- _The task_: Each entry that follows must be output without any deviation.

-- START Raw data --

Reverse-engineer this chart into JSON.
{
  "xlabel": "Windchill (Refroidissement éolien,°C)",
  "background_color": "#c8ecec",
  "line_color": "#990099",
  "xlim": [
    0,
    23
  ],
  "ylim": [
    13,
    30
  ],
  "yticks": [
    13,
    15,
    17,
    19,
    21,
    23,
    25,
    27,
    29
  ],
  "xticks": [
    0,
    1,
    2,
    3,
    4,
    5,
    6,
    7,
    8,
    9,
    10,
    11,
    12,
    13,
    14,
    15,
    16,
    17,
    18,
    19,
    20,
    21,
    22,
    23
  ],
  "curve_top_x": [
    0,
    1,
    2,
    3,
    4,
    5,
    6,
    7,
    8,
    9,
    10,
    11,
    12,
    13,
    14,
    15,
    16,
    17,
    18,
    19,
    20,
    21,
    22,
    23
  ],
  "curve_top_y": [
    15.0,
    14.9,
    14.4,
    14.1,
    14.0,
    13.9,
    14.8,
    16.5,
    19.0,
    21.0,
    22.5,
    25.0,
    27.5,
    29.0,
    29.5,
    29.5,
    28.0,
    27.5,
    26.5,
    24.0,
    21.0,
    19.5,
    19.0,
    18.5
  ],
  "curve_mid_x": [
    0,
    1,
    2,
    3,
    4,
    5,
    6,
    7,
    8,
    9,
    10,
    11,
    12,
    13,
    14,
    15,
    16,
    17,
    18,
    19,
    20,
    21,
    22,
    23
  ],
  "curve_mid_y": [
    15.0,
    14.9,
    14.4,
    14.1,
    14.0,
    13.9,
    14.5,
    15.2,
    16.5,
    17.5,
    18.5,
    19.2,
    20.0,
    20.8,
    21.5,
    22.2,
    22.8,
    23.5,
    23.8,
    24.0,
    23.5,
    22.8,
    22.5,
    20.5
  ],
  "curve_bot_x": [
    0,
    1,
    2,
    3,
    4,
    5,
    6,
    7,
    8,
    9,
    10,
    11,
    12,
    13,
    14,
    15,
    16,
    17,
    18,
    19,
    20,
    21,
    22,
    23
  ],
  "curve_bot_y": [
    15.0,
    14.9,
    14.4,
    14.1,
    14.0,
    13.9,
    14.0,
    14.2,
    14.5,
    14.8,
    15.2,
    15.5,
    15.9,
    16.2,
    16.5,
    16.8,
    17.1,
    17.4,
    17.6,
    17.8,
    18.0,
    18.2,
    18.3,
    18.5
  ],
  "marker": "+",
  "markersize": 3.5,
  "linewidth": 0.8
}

-- END Raw data --

- _Result for this task_:
Reverse-engineer this chart into JSON.
{
  "xlabel": "Windchill (Refroidissement éolien,°C)",
  "background_color": "#c8ecec",
  "line_color": "#990099",
  "xlim": [
    0,
    23
  ],
  "ylim": [
    13,
    30
  ],
  "yticks": [
    13,
    15,
    17,
    19,
    21,
    23,
    25,
    27,
    29
  ],
  "xticks": [
    0,
    1,
    2,
    3,
    4,
    5,
    6,
    7,
    8,
    9,
    10,
    11,
    12,
    13,
    14,
    15,
    16,
    17,
    18,
    19,
    20,
    21,
    22,
    23
  ],
  "curve_top_x": [
    0,
    1,
    2,
    3,
    4,
    5,
    6,
    7,
    8,
    9,
    10,
    11,
    12,
    13,
    14,
    15,
    16,
    17,
    18,
    19,
    20,
    21,
    22,
    23
  ],
  "curve_top_y": [
    15.0,
    14.9,
    14.4,
    14.1,
    14.0,
    13.9,
    14.8,
    16.5,
    19.0,
    21.0,
    22.5,
    25.0,
    27.5,
    29.0,
    29.5,
    29.5,
    28.0,
    27.5,
    26.5,
    24.0,
    21.0,
    19.5,
    19.0,
    18.5
  ],
  "curve_mid_x": [
    0,
    1,
    2,
    3,
    4,
    5,
    6,
    7,
    8,
    9,
    10,
    11,
    12,
    13,
    14,
    15,
    16,
    17,
    18,
    19,
    20,
    21,
    22,
    23
  ],
  "curve_mid_y": [
    15.0,
    14.9,
    14.4,
    14.1,
    14.0,
    13.9,
    14.5,
    15.2,
    16.5,
    17.5,
    18.5,
    19.2,
    20.0,
    20.8,
    21.5,
    22.2,
    22.8,
    23.5,
    23.8,
    24.0,
    23.5,
    22.8,
    22.5,
    20.5
  ],
  "curve_bot_x": [
    0,
    1,
    2,
    3,
    4,
    5,
    6,
    7,
    8,
    9,
    10,
    11,
    12,
    13,
    14,
    15,
    16,
    17,
    18,
    19,
    20,
    21,
    22,
    23
  ],
  "curve_bot_y": [
    15.0,
    14.9,
    14.4,
    14.1,
    14.0,
    13.9,
    14.0,
    14.2,
    14.5,
    14.8,
    15.2,
    15.5,
    15.9,
    16.2,
    16.5,
    16.8,
    17.1,
    17.4,
    17.6,
    17.8,
    18.0,
    18.2,
    18.3,
    18.5
  ],
  "marker": "+",
  "markersize": 3.5,
  "linewidth": 0.8
}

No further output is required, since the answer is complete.